**Problem statement**
Print all of the lines exactly. Any picture among them stays out.
______
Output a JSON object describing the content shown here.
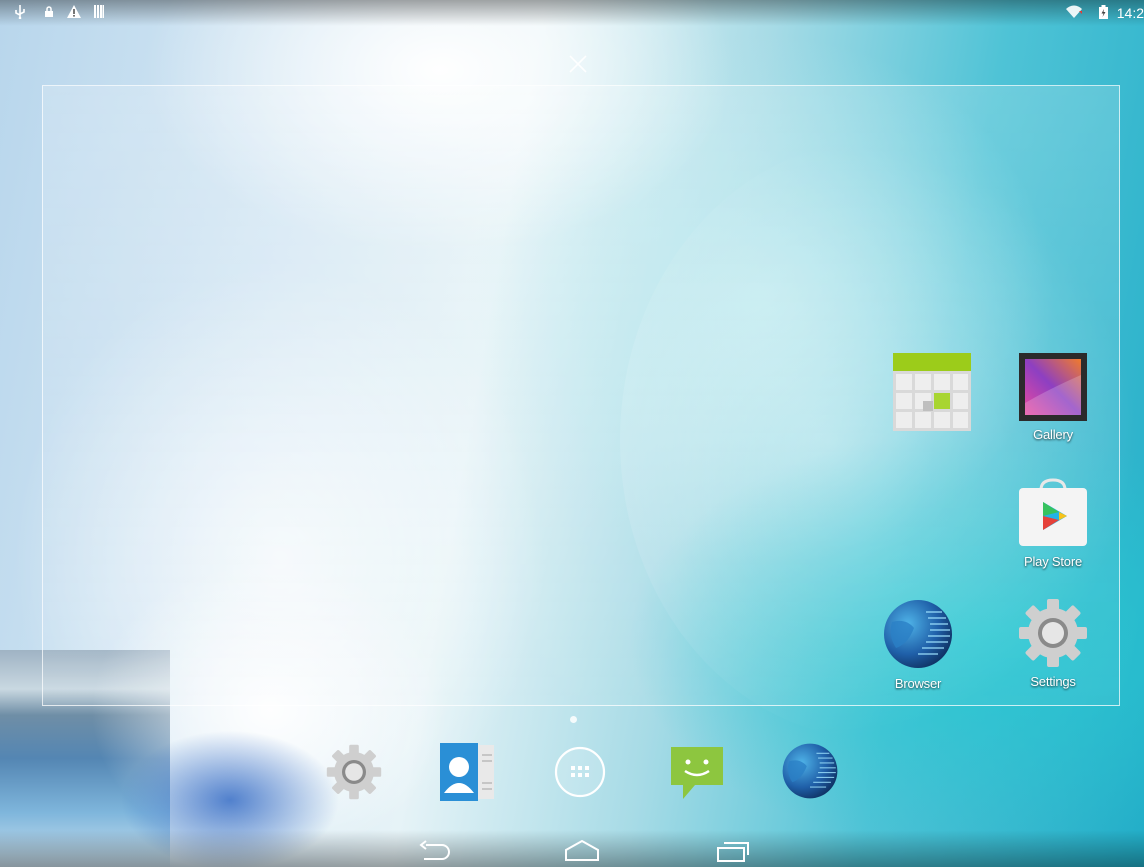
{
  "status_bar": {
    "icons": [
      "usb-icon",
      "lock-icon",
      "warning-icon",
      "signal-bars-icon",
      "wifi-icon",
      "battery-icon"
    ],
    "time": "14:2"
  },
  "home": {
    "apps": [
      {
        "name": "calendar",
        "label": ""
      },
      {
        "name": "gallery",
        "label": "Gallery"
      },
      {
        "name": "play-store",
        "label": "Play Store"
      },
      {
        "name": "browser",
        "label": "Browser"
      },
      {
        "name": "settings",
        "label": "Settings"
      }
    ]
  },
  "dock": {
    "items": [
      "settings",
      "contacts",
      "all-apps",
      "messaging",
      "browser"
    ]
  },
  "nav_bar": {
    "buttons": [
      "back",
      "home",
      "recent-apps"
    ]
  },
  "colors": {
    "calendar_green": "#9ccc1a",
    "messaging_green": "#8dc63f",
    "contacts_blue": "#2a8fd6",
    "browser_blue": "#1f5fa8",
    "settings_gray": "#c9c9c9"
  }
}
______
**Solved problem**
Output a JSON object describing the content shown here.
{
  "status_bar": {
    "icons": [
      "usb-icon",
      "lock-icon",
      "warning-icon",
      "signal-bars-icon",
      "wifi-icon",
      "battery-icon"
    ],
    "time": "14:2"
  },
  "home": {
    "apps": [
      {
        "name": "calendar",
        "label": ""
      },
      {
        "name": "gallery",
        "label": "Gallery"
      },
      {
        "name": "play-store",
        "label": "Play Store"
      },
      {
        "name": "browser",
        "label": "Browser"
      },
      {
        "name": "settings",
        "label": "Settings"
      }
    ]
  },
  "dock": {
    "items": [
      "settings",
      "contacts",
      "all-apps",
      "messaging",
      "browser"
    ]
  },
  "nav_bar": {
    "buttons": [
      "back",
      "home",
      "recent-apps"
    ]
  },
  "colors": {
    "calendar_green": "#9ccc1a",
    "messaging_green": "#8dc63f",
    "contacts_blue": "#2a8fd6",
    "browser_blue": "#1f5fa8",
    "settings_gray": "#c9c9c9"
  }
}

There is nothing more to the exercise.